**Goal of the exercise**.
What lines of the data include the string "Nyoman"? Copy them all.

**Records shown**.
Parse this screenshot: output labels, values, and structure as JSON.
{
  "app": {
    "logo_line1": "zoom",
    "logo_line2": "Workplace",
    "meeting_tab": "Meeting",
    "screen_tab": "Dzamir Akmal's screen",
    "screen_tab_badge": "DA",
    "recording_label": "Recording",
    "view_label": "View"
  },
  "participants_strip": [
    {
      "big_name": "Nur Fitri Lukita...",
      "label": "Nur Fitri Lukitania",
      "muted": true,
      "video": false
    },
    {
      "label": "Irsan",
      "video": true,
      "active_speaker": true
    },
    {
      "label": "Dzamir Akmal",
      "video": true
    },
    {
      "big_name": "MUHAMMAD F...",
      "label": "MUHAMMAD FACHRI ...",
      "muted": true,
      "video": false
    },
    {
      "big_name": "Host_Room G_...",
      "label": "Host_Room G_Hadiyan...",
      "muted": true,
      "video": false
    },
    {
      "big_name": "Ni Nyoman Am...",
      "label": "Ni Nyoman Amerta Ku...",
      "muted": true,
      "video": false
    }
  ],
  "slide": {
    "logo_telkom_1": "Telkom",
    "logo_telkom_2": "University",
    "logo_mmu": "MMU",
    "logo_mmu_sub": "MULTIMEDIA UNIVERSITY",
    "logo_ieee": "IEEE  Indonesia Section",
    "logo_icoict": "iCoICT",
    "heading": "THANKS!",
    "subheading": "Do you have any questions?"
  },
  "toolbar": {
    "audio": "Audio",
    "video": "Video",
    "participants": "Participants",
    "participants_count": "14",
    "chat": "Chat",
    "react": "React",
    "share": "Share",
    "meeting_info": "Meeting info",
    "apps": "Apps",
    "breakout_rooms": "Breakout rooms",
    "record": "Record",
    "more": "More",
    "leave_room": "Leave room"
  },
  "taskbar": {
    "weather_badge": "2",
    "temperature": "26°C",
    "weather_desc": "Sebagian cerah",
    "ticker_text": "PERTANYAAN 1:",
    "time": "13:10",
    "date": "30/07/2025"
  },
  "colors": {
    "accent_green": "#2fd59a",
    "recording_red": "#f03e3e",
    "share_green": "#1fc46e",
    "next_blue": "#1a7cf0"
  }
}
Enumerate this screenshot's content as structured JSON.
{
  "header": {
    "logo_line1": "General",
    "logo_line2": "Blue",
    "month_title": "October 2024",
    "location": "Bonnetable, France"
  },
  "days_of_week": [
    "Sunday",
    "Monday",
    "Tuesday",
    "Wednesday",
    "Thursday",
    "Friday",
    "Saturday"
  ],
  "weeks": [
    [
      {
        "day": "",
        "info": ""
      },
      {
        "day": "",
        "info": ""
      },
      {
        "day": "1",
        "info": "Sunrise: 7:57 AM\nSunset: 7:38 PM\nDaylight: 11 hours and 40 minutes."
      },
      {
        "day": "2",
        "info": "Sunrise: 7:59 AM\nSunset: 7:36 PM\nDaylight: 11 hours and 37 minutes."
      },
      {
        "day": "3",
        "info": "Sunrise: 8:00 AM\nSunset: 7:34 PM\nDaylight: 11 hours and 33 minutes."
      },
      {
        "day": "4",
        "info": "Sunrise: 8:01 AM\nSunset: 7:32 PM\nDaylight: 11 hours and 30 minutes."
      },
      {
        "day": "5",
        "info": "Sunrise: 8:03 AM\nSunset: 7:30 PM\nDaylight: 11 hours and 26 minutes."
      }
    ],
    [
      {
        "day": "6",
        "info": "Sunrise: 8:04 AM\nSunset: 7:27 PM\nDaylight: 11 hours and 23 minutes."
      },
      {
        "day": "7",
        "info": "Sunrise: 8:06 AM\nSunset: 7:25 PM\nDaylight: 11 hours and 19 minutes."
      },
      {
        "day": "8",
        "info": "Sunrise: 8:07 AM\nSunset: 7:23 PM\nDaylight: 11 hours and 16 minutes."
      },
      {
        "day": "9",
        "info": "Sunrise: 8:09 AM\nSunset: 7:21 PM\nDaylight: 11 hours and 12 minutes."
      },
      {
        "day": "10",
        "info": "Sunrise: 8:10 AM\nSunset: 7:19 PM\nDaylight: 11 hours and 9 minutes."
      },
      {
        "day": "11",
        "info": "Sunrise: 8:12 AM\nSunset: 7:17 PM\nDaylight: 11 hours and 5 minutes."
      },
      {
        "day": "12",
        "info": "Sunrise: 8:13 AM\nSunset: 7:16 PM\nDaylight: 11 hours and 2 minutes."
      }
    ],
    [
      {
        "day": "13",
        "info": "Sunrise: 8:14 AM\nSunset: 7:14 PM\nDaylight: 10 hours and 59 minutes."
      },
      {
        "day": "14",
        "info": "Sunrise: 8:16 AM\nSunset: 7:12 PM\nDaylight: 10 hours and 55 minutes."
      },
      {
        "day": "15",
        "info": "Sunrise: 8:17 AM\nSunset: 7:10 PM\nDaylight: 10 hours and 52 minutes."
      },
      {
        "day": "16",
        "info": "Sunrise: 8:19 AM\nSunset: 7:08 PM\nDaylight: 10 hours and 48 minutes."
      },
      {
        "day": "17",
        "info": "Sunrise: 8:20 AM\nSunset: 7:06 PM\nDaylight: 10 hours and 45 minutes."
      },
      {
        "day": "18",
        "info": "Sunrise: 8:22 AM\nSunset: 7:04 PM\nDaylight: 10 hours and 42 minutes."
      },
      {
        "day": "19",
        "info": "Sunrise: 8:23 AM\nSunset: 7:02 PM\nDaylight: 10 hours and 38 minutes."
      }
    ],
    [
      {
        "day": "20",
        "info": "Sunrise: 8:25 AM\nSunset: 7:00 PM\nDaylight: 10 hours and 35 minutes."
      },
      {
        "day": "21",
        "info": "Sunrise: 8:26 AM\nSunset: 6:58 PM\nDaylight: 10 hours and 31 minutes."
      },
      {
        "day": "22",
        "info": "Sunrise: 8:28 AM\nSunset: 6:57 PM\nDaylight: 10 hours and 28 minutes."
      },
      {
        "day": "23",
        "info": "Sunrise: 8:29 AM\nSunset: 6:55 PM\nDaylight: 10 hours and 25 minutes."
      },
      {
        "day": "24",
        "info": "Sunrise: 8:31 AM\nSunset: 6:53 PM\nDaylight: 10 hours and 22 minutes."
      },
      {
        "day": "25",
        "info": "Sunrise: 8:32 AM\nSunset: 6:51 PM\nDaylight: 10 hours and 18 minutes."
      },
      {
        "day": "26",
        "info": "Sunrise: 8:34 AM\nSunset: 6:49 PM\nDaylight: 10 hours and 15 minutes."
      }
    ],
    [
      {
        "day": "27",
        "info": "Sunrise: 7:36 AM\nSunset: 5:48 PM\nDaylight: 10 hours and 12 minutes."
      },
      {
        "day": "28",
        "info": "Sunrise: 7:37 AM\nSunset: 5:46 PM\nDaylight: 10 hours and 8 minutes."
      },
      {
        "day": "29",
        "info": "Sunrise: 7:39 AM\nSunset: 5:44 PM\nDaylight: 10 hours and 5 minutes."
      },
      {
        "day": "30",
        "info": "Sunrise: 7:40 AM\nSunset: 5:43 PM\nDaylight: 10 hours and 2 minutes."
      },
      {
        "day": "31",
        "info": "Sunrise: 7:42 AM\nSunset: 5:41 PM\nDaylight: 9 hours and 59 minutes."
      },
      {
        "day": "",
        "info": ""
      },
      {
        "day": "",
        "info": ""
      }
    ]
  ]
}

**Exercise output**.
      "big_name": "Ni Nyoman Am...",
      "label": "Ni Nyoman Amerta Ku...",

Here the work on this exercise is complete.